**Objective:** Out of the lines below, please list those that hold the string "期满后凭核酸检测阴性证明".

**Recorded data:**

start

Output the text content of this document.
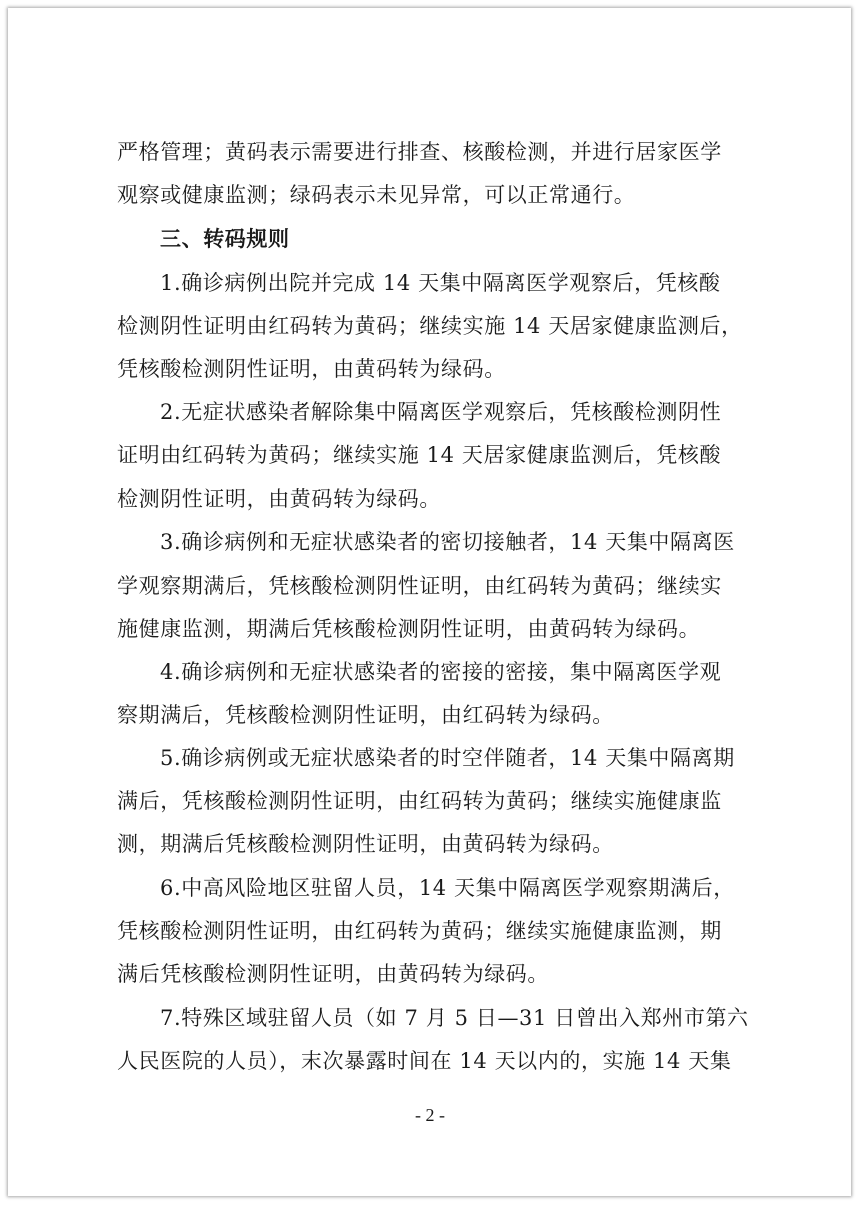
严格管理；黄码表示需要进行排查、核酸检测，并进行居家医学
观察或健康监测；绿码表示未见异常，可以正常通行。
三、转码规则
1.确诊病例出院并完成 14 天集中隔离医学观察后，凭核酸
检测阴性证明由红码转为黄码；继续实施 14 天居家健康监测后，
凭核酸检测阴性证明，由黄码转为绿码。
2.无症状感染者解除集中隔离医学观察后，凭核酸检测阴性
证明由红码转为黄码；继续实施 14 天居家健康监测后，凭核酸
检测阴性证明，由黄码转为绿码。
3.确诊病例和无症状感染者的密切接触者，14 天集中隔离医
学观察期满后，凭核酸检测阴性证明，由红码转为黄码；继续实
施健康监测，期满后凭核酸检测阴性证明，由黄码转为绿码。
4.确诊病例和无症状感染者的密接的密接，集中隔离医学观
察期满后，凭核酸检测阴性证明，由红码转为绿码。
5.确诊病例或无症状感染者的时空伴随者，14 天集中隔离期
满后，凭核酸检测阴性证明，由红码转为黄码；继续实施健康监
测，期满后凭核酸检测阴性证明，由黄码转为绿码。
6.中高风险地区驻留人员，14 天集中隔离医学观察期满后，
凭核酸检测阴性证明，由红码转为黄码；继续实施健康监测，期
满后凭核酸检测阴性证明，由黄码转为绿码。
7.特殊区域驻留人员（如 7 月 5 日—31 日曾出入郑州市第六
人民医院的人员），末次暴露时间在 14 天以内的，实施 14 天集
- 2 -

end

**Task result:**
施健康监测，期满后凭核酸检测阴性证明，由黄码转为绿码。
测，期满后凭核酸检测阴性证明，由黄码转为绿码。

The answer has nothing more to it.